◆ Problem to solve ◆
Look through the material below. Copy each line that contains the string "series".

--- BEGIN Material provided ---

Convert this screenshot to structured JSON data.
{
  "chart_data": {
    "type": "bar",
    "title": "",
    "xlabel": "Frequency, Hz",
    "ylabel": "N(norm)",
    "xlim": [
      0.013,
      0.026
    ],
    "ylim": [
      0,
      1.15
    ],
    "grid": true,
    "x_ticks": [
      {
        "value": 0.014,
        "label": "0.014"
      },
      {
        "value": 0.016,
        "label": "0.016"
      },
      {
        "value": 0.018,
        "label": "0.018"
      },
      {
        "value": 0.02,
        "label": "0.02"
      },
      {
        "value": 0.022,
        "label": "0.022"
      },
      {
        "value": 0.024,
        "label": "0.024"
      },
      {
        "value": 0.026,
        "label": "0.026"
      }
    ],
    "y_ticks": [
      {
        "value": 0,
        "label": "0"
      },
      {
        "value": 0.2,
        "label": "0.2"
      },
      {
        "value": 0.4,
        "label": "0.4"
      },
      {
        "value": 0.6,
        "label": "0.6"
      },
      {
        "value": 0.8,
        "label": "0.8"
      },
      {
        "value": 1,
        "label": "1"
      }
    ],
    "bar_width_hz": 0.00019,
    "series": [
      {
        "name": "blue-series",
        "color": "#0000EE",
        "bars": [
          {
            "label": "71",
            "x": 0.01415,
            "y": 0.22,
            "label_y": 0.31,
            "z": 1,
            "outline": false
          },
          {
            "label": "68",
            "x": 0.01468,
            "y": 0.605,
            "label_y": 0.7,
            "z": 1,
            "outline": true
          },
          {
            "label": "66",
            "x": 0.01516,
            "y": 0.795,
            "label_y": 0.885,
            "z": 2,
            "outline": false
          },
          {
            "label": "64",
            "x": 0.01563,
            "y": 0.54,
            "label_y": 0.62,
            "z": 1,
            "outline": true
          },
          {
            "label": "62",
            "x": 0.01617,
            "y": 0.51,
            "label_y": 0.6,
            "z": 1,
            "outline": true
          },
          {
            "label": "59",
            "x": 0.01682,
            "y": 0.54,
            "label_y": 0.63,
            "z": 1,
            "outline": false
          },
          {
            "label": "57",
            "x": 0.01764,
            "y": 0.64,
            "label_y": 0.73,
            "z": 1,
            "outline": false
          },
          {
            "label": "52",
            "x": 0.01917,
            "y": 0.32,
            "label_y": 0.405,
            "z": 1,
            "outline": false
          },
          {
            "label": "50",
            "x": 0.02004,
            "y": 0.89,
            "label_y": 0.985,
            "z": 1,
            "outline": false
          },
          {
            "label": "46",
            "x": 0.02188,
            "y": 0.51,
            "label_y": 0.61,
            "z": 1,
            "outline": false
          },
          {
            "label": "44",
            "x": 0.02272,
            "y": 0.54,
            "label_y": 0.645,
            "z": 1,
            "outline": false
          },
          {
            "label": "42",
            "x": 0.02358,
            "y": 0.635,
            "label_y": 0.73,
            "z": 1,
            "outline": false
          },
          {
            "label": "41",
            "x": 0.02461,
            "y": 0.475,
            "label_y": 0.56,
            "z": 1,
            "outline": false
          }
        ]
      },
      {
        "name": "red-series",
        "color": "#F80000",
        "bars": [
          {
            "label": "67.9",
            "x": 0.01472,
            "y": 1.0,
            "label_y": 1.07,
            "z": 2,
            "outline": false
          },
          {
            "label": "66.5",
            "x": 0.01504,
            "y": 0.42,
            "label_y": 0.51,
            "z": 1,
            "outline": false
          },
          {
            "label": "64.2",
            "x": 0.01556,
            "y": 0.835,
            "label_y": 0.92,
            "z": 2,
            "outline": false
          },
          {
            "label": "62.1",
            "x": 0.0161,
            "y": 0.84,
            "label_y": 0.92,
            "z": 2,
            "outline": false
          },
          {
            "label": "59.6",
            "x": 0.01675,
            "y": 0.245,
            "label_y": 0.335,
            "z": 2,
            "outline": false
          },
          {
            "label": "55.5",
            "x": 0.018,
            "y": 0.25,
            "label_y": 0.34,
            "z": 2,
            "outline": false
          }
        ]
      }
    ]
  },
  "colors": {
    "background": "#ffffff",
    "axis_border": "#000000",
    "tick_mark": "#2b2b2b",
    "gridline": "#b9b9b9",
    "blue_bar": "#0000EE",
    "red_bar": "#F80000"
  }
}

--- END Material provided ---

◆ Answer for this exercise ◆
    "series": [
        "name": "blue-series",
        "name": "red-series",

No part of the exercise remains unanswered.